(Stored data)

..........

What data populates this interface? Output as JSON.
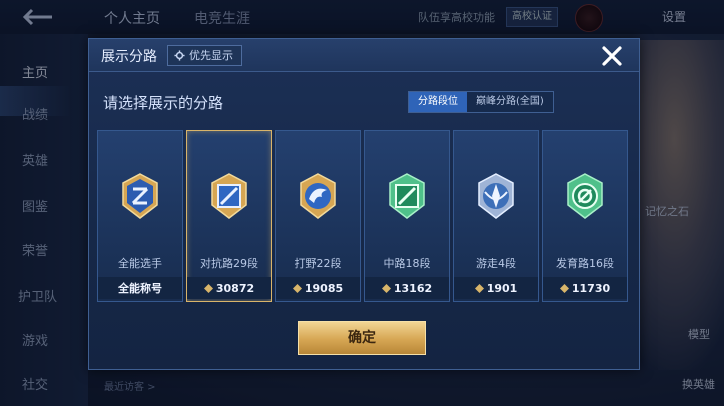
{
  "background": {
    "tabs": [
      "个人主页",
      "电竞生涯"
    ],
    "notice": "队伍享高校功能",
    "campus_badge": "高校认证",
    "settings": "设置",
    "sidebar": [
      "主页",
      "战绩",
      "英雄",
      "图鉴",
      "荣誉",
      "护卫队",
      "游戏",
      "社交"
    ],
    "right_labels": [
      "记忆之石",
      "模型",
      "换英雄"
    ],
    "visitors": "最近访客 >"
  },
  "modal": {
    "title": "展示分路",
    "priority_button": "优先显示",
    "close_icon": "close-icon",
    "subtitle": "请选择展示的分路",
    "segments": [
      {
        "label": "分路段位",
        "active": true
      },
      {
        "label": "巅峰分路(全国)",
        "active": false
      }
    ],
    "cards": [
      {
        "name": "全能选手",
        "value": "全能称号",
        "icon": "all-round-emblem-icon",
        "selected": false,
        "show_diamond": false
      },
      {
        "name": "对抗路29段",
        "value": "30872",
        "icon": "clash-lane-emblem-icon",
        "selected": true,
        "show_diamond": true
      },
      {
        "name": "打野22段",
        "value": "19085",
        "icon": "jungle-emblem-icon",
        "selected": false,
        "show_diamond": true
      },
      {
        "name": "中路18段",
        "value": "13162",
        "icon": "mid-lane-emblem-icon",
        "selected": false,
        "show_diamond": true
      },
      {
        "name": "游走4段",
        "value": "1901",
        "icon": "roam-emblem-icon",
        "selected": false,
        "show_diamond": true
      },
      {
        "name": "发育路16段",
        "value": "11730",
        "icon": "farm-lane-emblem-icon",
        "selected": false,
        "show_diamond": true
      }
    ],
    "confirm": "确定"
  },
  "colors": {
    "accent_blue": "#2f64b8",
    "gold_button": "#d6a653",
    "selected_border": "#d9b46a",
    "panel": "#162848"
  }
}
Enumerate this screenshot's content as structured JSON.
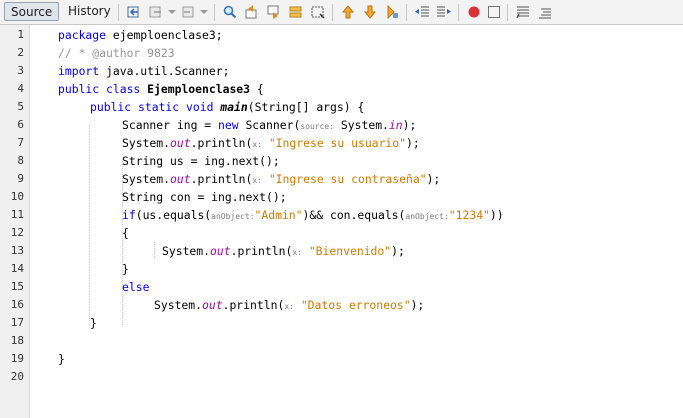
{
  "tabs": {
    "source": "Source",
    "history": "History"
  },
  "toolbar_icons": [
    "last-edit-icon",
    "back-icon",
    "forward-icon",
    "find-icon",
    "find-previous-icon",
    "find-next-icon",
    "find-selection-icon",
    "toggle-highlight-icon",
    "previous-bookmark-icon",
    "next-bookmark-icon",
    "toggle-bookmark-icon",
    "shift-left-icon",
    "shift-right-icon",
    "start-macro-icon",
    "stop-macro-icon",
    "comment-icon",
    "uncomment-icon"
  ],
  "line_numbers": [
    "1",
    "2",
    "3",
    "4",
    "5",
    "6",
    "7",
    "8",
    "9",
    "10",
    "11",
    "12",
    "13",
    "14",
    "15",
    "16",
    "17",
    "18",
    "19",
    "20"
  ],
  "code": {
    "l1": {
      "kw": "package",
      "rest": " ejemploenclase3;"
    },
    "l2": {
      "comment": "// * @author 9823"
    },
    "l3": {
      "kw": "import",
      "rest": " java.util.Scanner;"
    },
    "l4": {
      "kw": "public class",
      "cls": " Ejemploenclase3",
      "rest": " {"
    },
    "l5": {
      "kw": "public static void",
      "name": " main",
      "rest": "(String[] args) {"
    },
    "l6": {
      "a": "Scanner ing = ",
      "kw": "new",
      "b": " Scanner(",
      "hint": "source:",
      "c": " System.",
      "fld": "in",
      "d": ");"
    },
    "l7": {
      "a": "System.",
      "fld": "out",
      "b": ".println(",
      "hint": "x:",
      "str": " \"Ingrese su usuario\"",
      "d": ");"
    },
    "l8": {
      "a": "String us = ing.next();"
    },
    "l9": {
      "a": "System.",
      "fld": "out",
      "b": ".println(",
      "hint": "x:",
      "str": " \"Ingrese su contraseña\"",
      "d": ");"
    },
    "l10": {
      "a": "String con = ing.next();"
    },
    "l11": {
      "kw": "if",
      "a": "(us.equals(",
      "hint1": "anObject:",
      "str1": "\"Admin\"",
      "b": ")&& con.equals(",
      "hint2": "anObject:",
      "str2": "\"1234\"",
      "c": "))"
    },
    "l12": {
      "a": "{"
    },
    "l13": {
      "a": "System.",
      "fld": "out",
      "b": ".println(",
      "hint": "x:",
      "str": " \"Bienvenido\"",
      "d": ");"
    },
    "l14": {
      "a": "}"
    },
    "l15": {
      "kw": "else"
    },
    "l16": {
      "a": "System.",
      "fld": "out",
      "b": ".println(",
      "hint": "x:",
      "str": " \"Datos erroneos\"",
      "d": ");"
    },
    "l17": {
      "a": "}"
    },
    "l19": {
      "a": "}"
    }
  }
}
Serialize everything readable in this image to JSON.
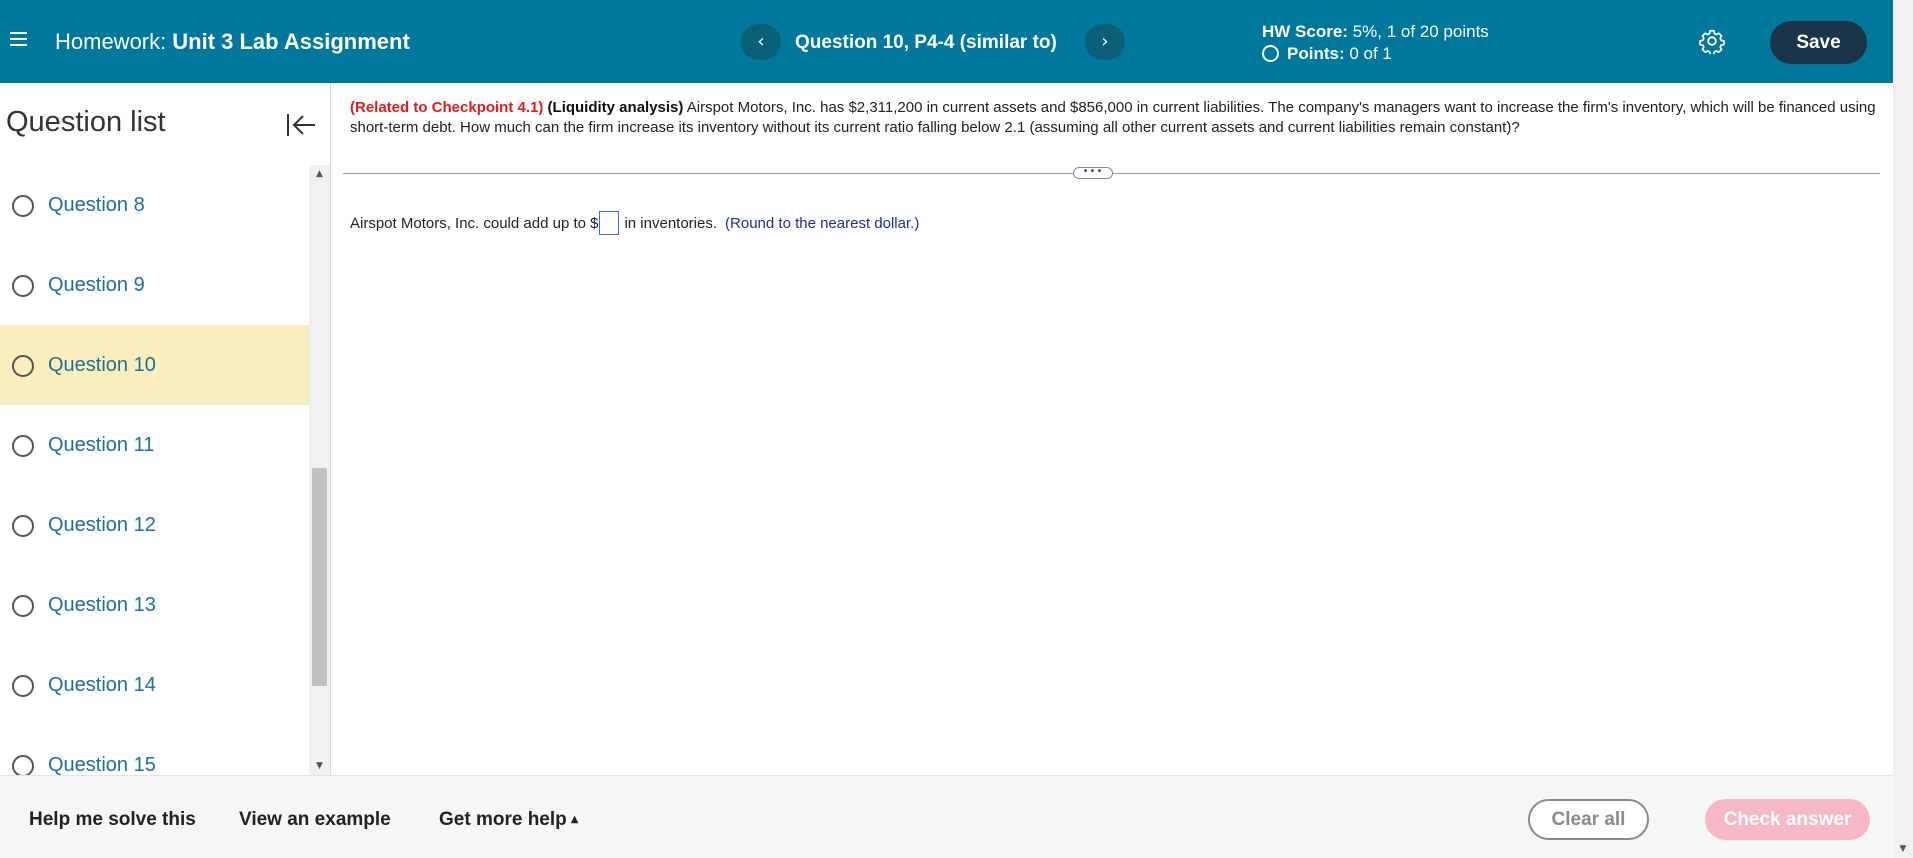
{
  "header": {
    "menu_icon": "hamburger-menu-icon",
    "title_prefix": "Homework:",
    "title_name": "Unit 3 Lab Assignment",
    "prev_label": "‹",
    "next_label": "›",
    "question_title": "Question 10, P4-4 (similar to)",
    "hw_score_label": "HW Score:",
    "hw_score_value": "5%, 1 of 20 points",
    "points_label": "Points:",
    "points_value": "0 of 1",
    "settings_icon": "gear-icon",
    "save_label": "Save"
  },
  "sidebar": {
    "title": "Question list",
    "collapse_icon": "collapse-left-icon",
    "items": [
      {
        "label": "Question 8"
      },
      {
        "label": "Question 9"
      },
      {
        "label": "Question 10"
      },
      {
        "label": "Question 11"
      },
      {
        "label": "Question 12"
      },
      {
        "label": "Question 13"
      },
      {
        "label": "Question 14"
      },
      {
        "label": "Question 15"
      }
    ],
    "active_item": "Question 10"
  },
  "question": {
    "ref": "(Related to Checkpoint 4.1)",
    "topic": "(Liquidity analysis)",
    "body": "Airspot Motors, Inc. has $2,311,200 in current assets and $856,000 in current liabilities.  The company's managers want to increase the firm's inventory, which will be financed using short-term debt.  How much can the firm increase its inventory without its current ratio falling below 2.1 (assuming all other current assets and current liabilities remain constant)?",
    "answer_prefix": "Airspot Motors, Inc. could add up to $",
    "answer_value": "",
    "answer_suffix": "in inventories.",
    "hint": "(Round to the nearest dollar.)",
    "divider_handle": "•••"
  },
  "footer": {
    "help_label": "Help me solve this",
    "example_label": "View an example",
    "more_help_label": "Get more help",
    "clear_label": "Clear all",
    "check_label": "Check answer"
  },
  "colors": {
    "header_bg": "#00789b",
    "save_bg": "#1b3448",
    "active_item_bg": "#fbeebe",
    "link_color": "#1c7194",
    "ref_color": "#e01d1d",
    "check_bg": "#f5b8c4"
  }
}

..........

● **INSTRUCTIONS FOR THE TASK**
How many lines of these entries hold the string "public"? Answer with the number alone.

● **EXERCISE SOLUTION**
2